- **EXERCISE DETAILS**
Return the listing below verbatim. Pictures do not belong in the copy.

- **ENTRIES SHOWN**
--- begin ---

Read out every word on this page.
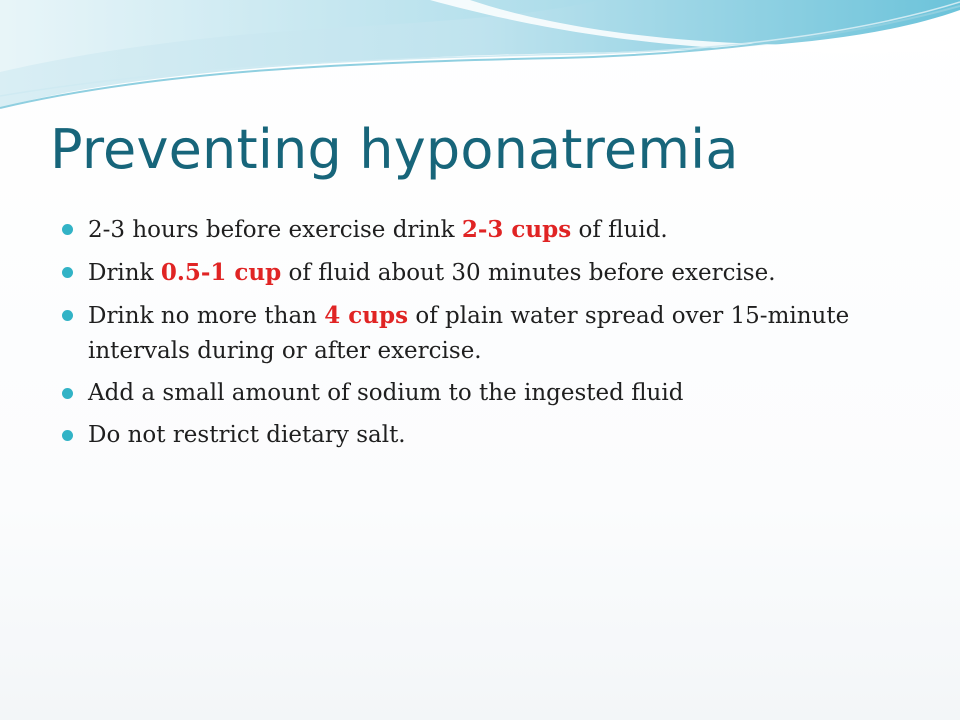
Preventing hyponatremia
2-3 hours before exercise drink 2-3 cups of fluid.
Drink 0.5-1 cup of fluid about 30 minutes before exercise.
Drink no more than 4 cups of plain water spread over 15-minute intervals during or after exercise.
Add a small amount of sodium to the ingested fluid
Do not restrict dietary salt.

--- end ---

- **RESPONSE TO THIS TASK**
Read out every word on this page.
Preventing hyponatremia
2-3 hours before exercise drink 2-3 cups of fluid.
Drink 0.5-1 cup of fluid about 30 minutes before exercise.
Drink no more than 4 cups of plain water spread over 15-minute intervals during or after exercise.
Add a small amount of sodium to the ingested fluid
Do not restrict dietary salt.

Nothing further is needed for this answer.